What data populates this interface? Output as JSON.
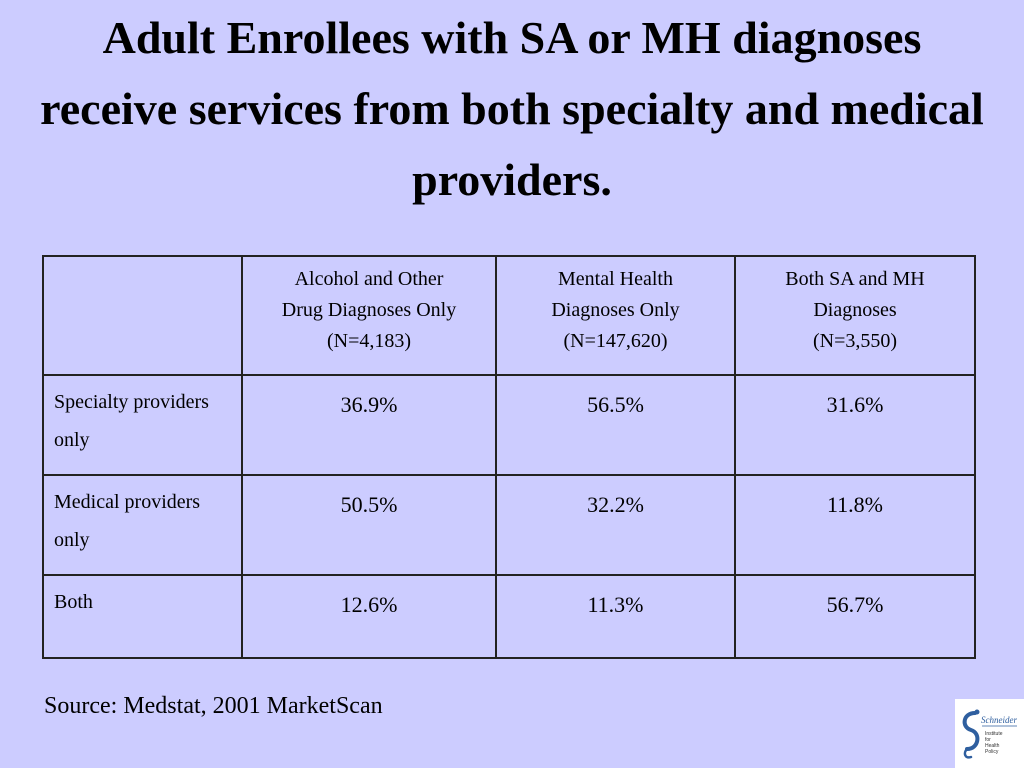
{
  "slide": {
    "title": "Adult Enrollees with SA or MH diagnoses receive services from both specialty and medical providers."
  },
  "table": {
    "corner": "",
    "columns": [
      {
        "lines": [
          "Alcohol and Other",
          "Drug Diagnoses Only",
          "(N=4,183)"
        ]
      },
      {
        "lines": [
          "Mental Health",
          "Diagnoses Only",
          "(N=147,620)"
        ]
      },
      {
        "lines": [
          "Both SA and MH",
          "Diagnoses",
          "(N=3,550)"
        ]
      }
    ],
    "rows": [
      {
        "label": "Specialty providers only",
        "values": [
          "36.9%",
          "56.5%",
          "31.6%"
        ]
      },
      {
        "label": "Medical providers only",
        "values": [
          "50.5%",
          "32.2%",
          "11.8%"
        ]
      },
      {
        "label": "Both",
        "values": [
          "12.6%",
          "11.3%",
          "56.7%"
        ]
      }
    ]
  },
  "footer": {
    "source": "Source: Medstat, 2001 MarketScan"
  },
  "logo": {
    "wordmark": "Schneider",
    "lines": [
      "Institute",
      "for",
      "Health",
      "Policy"
    ],
    "accent_color": "#2f5f9f"
  }
}
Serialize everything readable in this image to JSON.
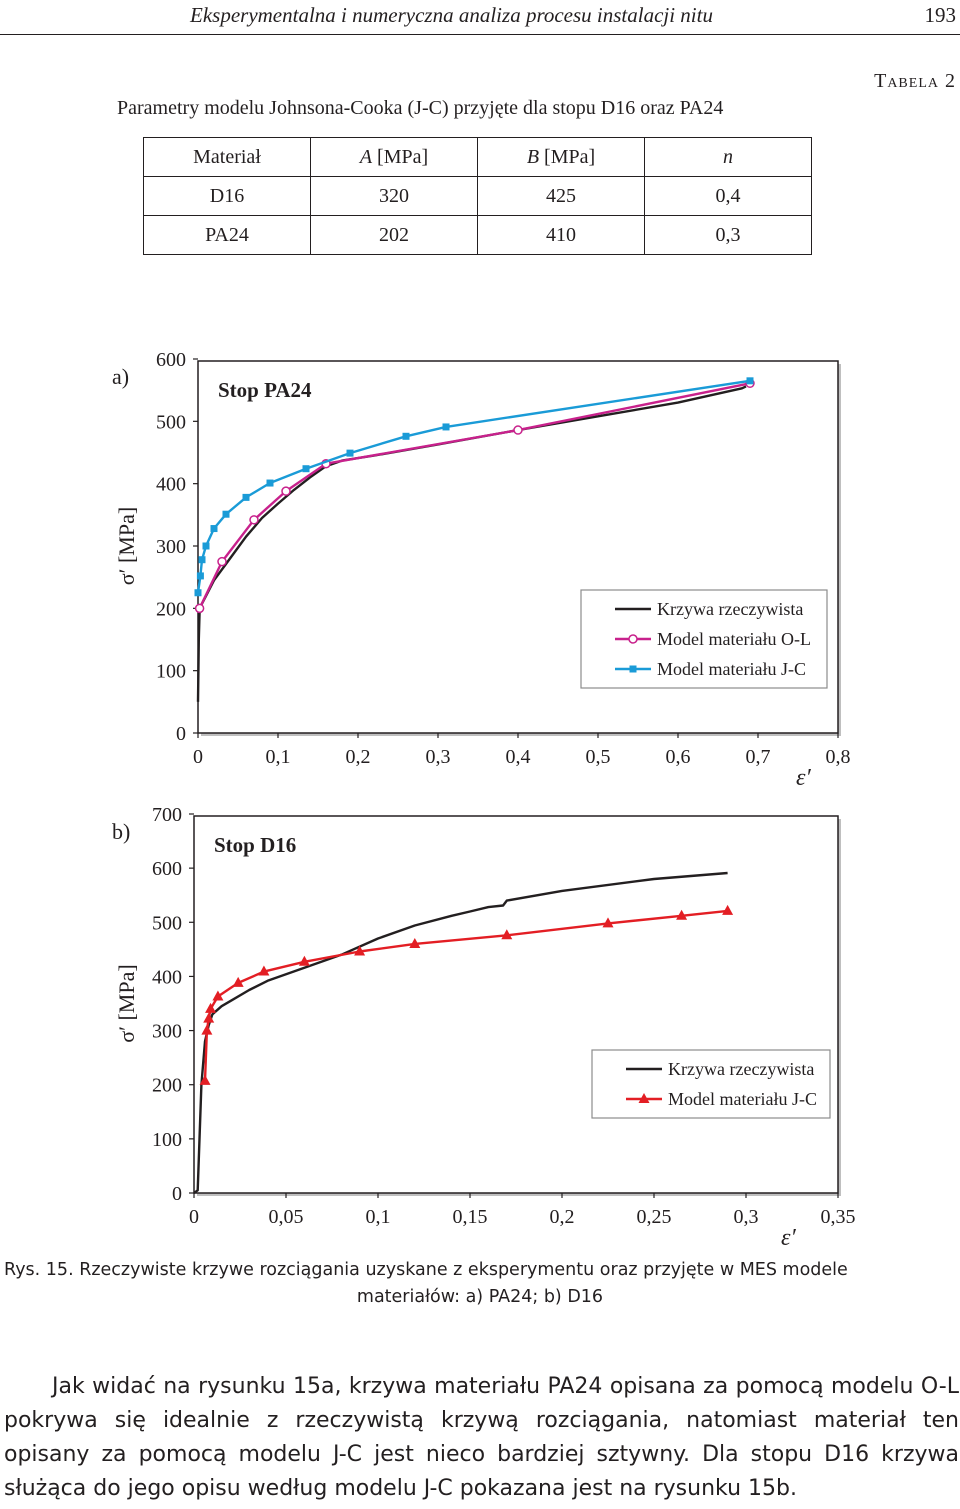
{
  "header": {
    "running_title": "Eksperymentalna i numeryczna analiza procesu instalacji nitu",
    "page_number": "193"
  },
  "table": {
    "label": "Tabela 2",
    "caption": "Parametry modelu Johnsona-Cooka (J-C) przyjęte dla stopu D16 oraz PA24",
    "headers": [
      "Materiał",
      "A",
      "[MPa]",
      "B",
      "[MPa]",
      "n"
    ],
    "rows": [
      [
        "D16",
        "320",
        "425",
        "0,4"
      ],
      [
        "PA24",
        "202",
        "410",
        "0,3"
      ]
    ]
  },
  "chart_data": [
    {
      "type": "line",
      "panel": "a)",
      "title": "Stop PA24",
      "ylabel": "σ′ [MPa]",
      "xlabel": "ε′",
      "xlim": [
        0,
        0.8
      ],
      "ylim": [
        0,
        600
      ],
      "x_ticks": [
        "0",
        "0,1",
        "0,2",
        "0,3",
        "0,4",
        "0,5",
        "0,6",
        "0,7",
        "0,8"
      ],
      "y_ticks": [
        "0",
        "100",
        "200",
        "300",
        "400",
        "500",
        "600"
      ],
      "legend_position": "right, lower half",
      "series": [
        {
          "name": "Krzywa rzeczywista",
          "color": "#231f20",
          "marker": "none",
          "points": [
            [
              0.0,
              50
            ],
            [
              0.001,
              150
            ],
            [
              0.002,
              195
            ],
            [
              0.004,
              205
            ],
            [
              0.01,
              220
            ],
            [
              0.02,
              245
            ],
            [
              0.04,
              280
            ],
            [
              0.06,
              315
            ],
            [
              0.08,
              345
            ],
            [
              0.1,
              368
            ],
            [
              0.12,
              390
            ],
            [
              0.14,
              410
            ],
            [
              0.16,
              428
            ],
            [
              0.18,
              437
            ],
            [
              0.22,
              445
            ],
            [
              0.3,
              463
            ],
            [
              0.4,
              486
            ],
            [
              0.5,
              508
            ],
            [
              0.6,
              530
            ],
            [
              0.68,
              553
            ],
            [
              0.685,
              556
            ]
          ]
        },
        {
          "name": "Model materiału O-L",
          "color": "#c8218c",
          "marker": "circle",
          "points": [
            [
              0.002,
              200
            ],
            [
              0.03,
              275
            ],
            [
              0.07,
              342
            ],
            [
              0.11,
              388
            ],
            [
              0.16,
              432
            ],
            [
              0.4,
              486
            ],
            [
              0.69,
              561
            ]
          ]
        },
        {
          "name": "Model materiału J-C",
          "color": "#1a9bd7",
          "marker": "square",
          "points": [
            [
              0.0,
              225
            ],
            [
              0.003,
              252
            ],
            [
              0.005,
              278
            ],
            [
              0.01,
              300
            ],
            [
              0.02,
              328
            ],
            [
              0.035,
              351
            ],
            [
              0.06,
              378
            ],
            [
              0.09,
              401
            ],
            [
              0.135,
              424
            ],
            [
              0.19,
              449
            ],
            [
              0.26,
              476
            ],
            [
              0.31,
              491
            ],
            [
              0.69,
              565
            ]
          ]
        }
      ]
    },
    {
      "type": "line",
      "panel": "b)",
      "title": "Stop D16",
      "ylabel": "σ′ [MPa]",
      "xlabel": "ε′",
      "xlim": [
        0,
        0.35
      ],
      "ylim": [
        0,
        700
      ],
      "x_ticks": [
        "0",
        "0,05",
        "0,1",
        "0,15",
        "0,2",
        "0,25",
        "0,3",
        "0,35"
      ],
      "y_ticks": [
        "0",
        "100",
        "200",
        "300",
        "400",
        "500",
        "600",
        "700"
      ],
      "legend_position": "right, lower half",
      "series": [
        {
          "name": "Krzywa rzeczywista",
          "color": "#231f20",
          "marker": "none",
          "points": [
            [
              0.0,
              0
            ],
            [
              0.002,
              5
            ],
            [
              0.003,
              100
            ],
            [
              0.004,
              200
            ],
            [
              0.006,
              280
            ],
            [
              0.008,
              310
            ],
            [
              0.01,
              330
            ],
            [
              0.015,
              345
            ],
            [
              0.02,
              355
            ],
            [
              0.03,
              375
            ],
            [
              0.04,
              392
            ],
            [
              0.06,
              416
            ],
            [
              0.08,
              440
            ],
            [
              0.1,
              470
            ],
            [
              0.12,
              494
            ],
            [
              0.14,
              512
            ],
            [
              0.15,
              520
            ],
            [
              0.16,
              528
            ],
            [
              0.168,
              531
            ],
            [
              0.17,
              540
            ],
            [
              0.2,
              558
            ],
            [
              0.25,
              580
            ],
            [
              0.29,
              591
            ]
          ]
        },
        {
          "name": "Model materiału J-C",
          "color": "#e31e24",
          "marker": "triangle",
          "points": [
            [
              0.006,
              207
            ],
            [
              0.007,
              300
            ],
            [
              0.008,
              322
            ],
            [
              0.009,
              340
            ],
            [
              0.013,
              363
            ],
            [
              0.024,
              388
            ],
            [
              0.038,
              409
            ],
            [
              0.06,
              427
            ],
            [
              0.09,
              446
            ],
            [
              0.12,
              460
            ],
            [
              0.17,
              476
            ],
            [
              0.225,
              498
            ],
            [
              0.265,
              512
            ],
            [
              0.29,
              521
            ]
          ]
        }
      ]
    }
  ],
  "figure_caption": {
    "line1": "Rys. 15. Rzeczywiste krzywe rozciągania uzyskane z eksperymentu oraz przyjęte w MES modele",
    "line2": "materiałów: a) PA24; b) D16"
  },
  "body_text": "Jak widać na rysunku 15a, krzywa materiału PA24 opisana za pomocą modelu O-L pokrywa się idealnie z rzeczywistą krzywą rozciągania, natomiast materiał ten opisany za pomocą modelu J-C jest nieco bardziej sztywny. Dla stopu D16 krzywa służąca do jego opisu według modelu J-C pokazana jest na rysunku 15b."
}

• _Instructions to follow_:
Reproduce the entries above without change, omitting all pictures.

• _The answer_:
What data populates this interface? Output as JSON.
{
  "slide": {
    "title": "Adult Enrollees with SA or MH diagnoses receive services from both specialty and medical providers."
  },
  "table": {
    "corner": "",
    "columns": [
      {
        "lines": [
          "Alcohol and Other",
          "Drug Diagnoses Only",
          "(N=4,183)"
        ]
      },
      {
        "lines": [
          "Mental Health",
          "Diagnoses Only",
          "(N=147,620)"
        ]
      },
      {
        "lines": [
          "Both SA and MH",
          "Diagnoses",
          "(N=3,550)"
        ]
      }
    ],
    "rows": [
      {
        "label": "Specialty providers only",
        "values": [
          "36.9%",
          "56.5%",
          "31.6%"
        ]
      },
      {
        "label": "Medical providers only",
        "values": [
          "50.5%",
          "32.2%",
          "11.8%"
        ]
      },
      {
        "label": "Both",
        "values": [
          "12.6%",
          "11.3%",
          "56.7%"
        ]
      }
    ]
  },
  "footer": {
    "source": "Source: Medstat, 2001 MarketScan"
  },
  "logo": {
    "wordmark": "Schneider",
    "lines": [
      "Institute",
      "for",
      "Health",
      "Policy"
    ],
    "accent_color": "#2f5f9f"
  }
}
Serialize everything readable in this image to JSON.
{
  "header": {
    "running_title": "Eksperymentalna i numeryczna analiza procesu instalacji nitu",
    "page_number": "193"
  },
  "table": {
    "label": "Tabela 2",
    "caption": "Parametry modelu Johnsona-Cooka (J-C) przyjęte dla stopu D16 oraz PA24",
    "headers": [
      "Materiał",
      "A",
      "[MPa]",
      "B",
      "[MPa]",
      "n"
    ],
    "rows": [
      [
        "D16",
        "320",
        "425",
        "0,4"
      ],
      [
        "PA24",
        "202",
        "410",
        "0,3"
      ]
    ]
  },
  "chart_data": [
    {
      "type": "line",
      "panel": "a)",
      "title": "Stop PA24",
      "ylabel": "σ′ [MPa]",
      "xlabel": "ε′",
      "xlim": [
        0,
        0.8
      ],
      "ylim": [
        0,
        600
      ],
      "x_ticks": [
        "0",
        "0,1",
        "0,2",
        "0,3",
        "0,4",
        "0,5",
        "0,6",
        "0,7",
        "0,8"
      ],
      "y_ticks": [
        "0",
        "100",
        "200",
        "300",
        "400",
        "500",
        "600"
      ],
      "legend_position": "right, lower half",
      "series": [
        {
          "name": "Krzywa rzeczywista",
          "color": "#231f20",
          "marker": "none",
          "points": [
            [
              0.0,
              50
            ],
            [
              0.001,
              150
            ],
            [
              0.002,
              195
            ],
            [
              0.004,
              205
            ],
            [
              0.01,
              220
            ],
            [
              0.02,
              245
            ],
            [
              0.04,
              280
            ],
            [
              0.06,
              315
            ],
            [
              0.08,
              345
            ],
            [
              0.1,
              368
            ],
            [
              0.12,
              390
            ],
            [
              0.14,
              410
            ],
            [
              0.16,
              428
            ],
            [
              0.18,
              437
            ],
            [
              0.22,
              445
            ],
            [
              0.3,
              463
            ],
            [
              0.4,
              486
            ],
            [
              0.5,
              508
            ],
            [
              0.6,
              530
            ],
            [
              0.68,
              553
            ],
            [
              0.685,
              556
            ]
          ]
        },
        {
          "name": "Model materiału O-L",
          "color": "#c8218c",
          "marker": "circle",
          "points": [
            [
              0.002,
              200
            ],
            [
              0.03,
              275
            ],
            [
              0.07,
              342
            ],
            [
              0.11,
              388
            ],
            [
              0.16,
              432
            ],
            [
              0.4,
              486
            ],
            [
              0.69,
              561
            ]
          ]
        },
        {
          "name": "Model materiału J-C",
          "color": "#1a9bd7",
          "marker": "square",
          "points": [
            [
              0.0,
              225
            ],
            [
              0.003,
              252
            ],
            [
              0.005,
              278
            ],
            [
              0.01,
              300
            ],
            [
              0.02,
              328
            ],
            [
              0.035,
              351
            ],
            [
              0.06,
              378
            ],
            [
              0.09,
              401
            ],
            [
              0.135,
              424
            ],
            [
              0.19,
              449
            ],
            [
              0.26,
              476
            ],
            [
              0.31,
              491
            ],
            [
              0.69,
              565
            ]
          ]
        }
      ]
    },
    {
      "type": "line",
      "panel": "b)",
      "title": "Stop D16",
      "ylabel": "σ′ [MPa]",
      "xlabel": "ε′",
      "xlim": [
        0,
        0.35
      ],
      "ylim": [
        0,
        700
      ],
      "x_ticks": [
        "0",
        "0,05",
        "0,1",
        "0,15",
        "0,2",
        "0,25",
        "0,3",
        "0,35"
      ],
      "y_ticks": [
        "0",
        "100",
        "200",
        "300",
        "400",
        "500",
        "600",
        "700"
      ],
      "legend_position": "right, lower half",
      "series": [
        {
          "name": "Krzywa rzeczywista",
          "color": "#231f20",
          "marker": "none",
          "points": [
            [
              0.0,
              0
            ],
            [
              0.002,
              5
            ],
            [
              0.003,
              100
            ],
            [
              0.004,
              200
            ],
            [
              0.006,
              280
            ],
            [
              0.008,
              310
            ],
            [
              0.01,
              330
            ],
            [
              0.015,
              345
            ],
            [
              0.02,
              355
            ],
            [
              0.03,
              375
            ],
            [
              0.04,
              392
            ],
            [
              0.06,
              416
            ],
            [
              0.08,
              440
            ],
            [
              0.1,
              470
            ],
            [
              0.12,
              494
            ],
            [
              0.14,
              512
            ],
            [
              0.15,
              520
            ],
            [
              0.16,
              528
            ],
            [
              0.168,
              531
            ],
            [
              0.17,
              540
            ],
            [
              0.2,
              558
            ],
            [
              0.25,
              580
            ],
            [
              0.29,
              591
            ]
          ]
        },
        {
          "name": "Model materiału J-C",
          "color": "#e31e24",
          "marker": "triangle",
          "points": [
            [
              0.006,
              207
            ],
            [
              0.007,
              300
            ],
            [
              0.008,
              322
            ],
            [
              0.009,
              340
            ],
            [
              0.013,
              363
            ],
            [
              0.024,
              388
            ],
            [
              0.038,
              409
            ],
            [
              0.06,
              427
            ],
            [
              0.09,
              446
            ],
            [
              0.12,
              460
            ],
            [
              0.17,
              476
            ],
            [
              0.225,
              498
            ],
            [
              0.265,
              512
            ],
            [
              0.29,
              521
            ]
          ]
        }
      ]
    }
  ],
  "figure_caption": {
    "line1": "Rys. 15. Rzeczywiste krzywe rozciągania uzyskane z eksperymentu oraz przyjęte w MES modele",
    "line2": "materiałów: a) PA24; b) D16"
  },
  "body_text": "Jak widać na rysunku 15a, krzywa materiału PA24 opisana za pomocą modelu O-L pokrywa się idealnie z rzeczywistą krzywą rozciągania, natomiast materiał ten opisany za pomocą modelu J-C jest nieco bardziej sztywny. Dla stopu D16 krzywa służąca do jego opisu według modelu J-C pokazana jest na rysunku 15b."
}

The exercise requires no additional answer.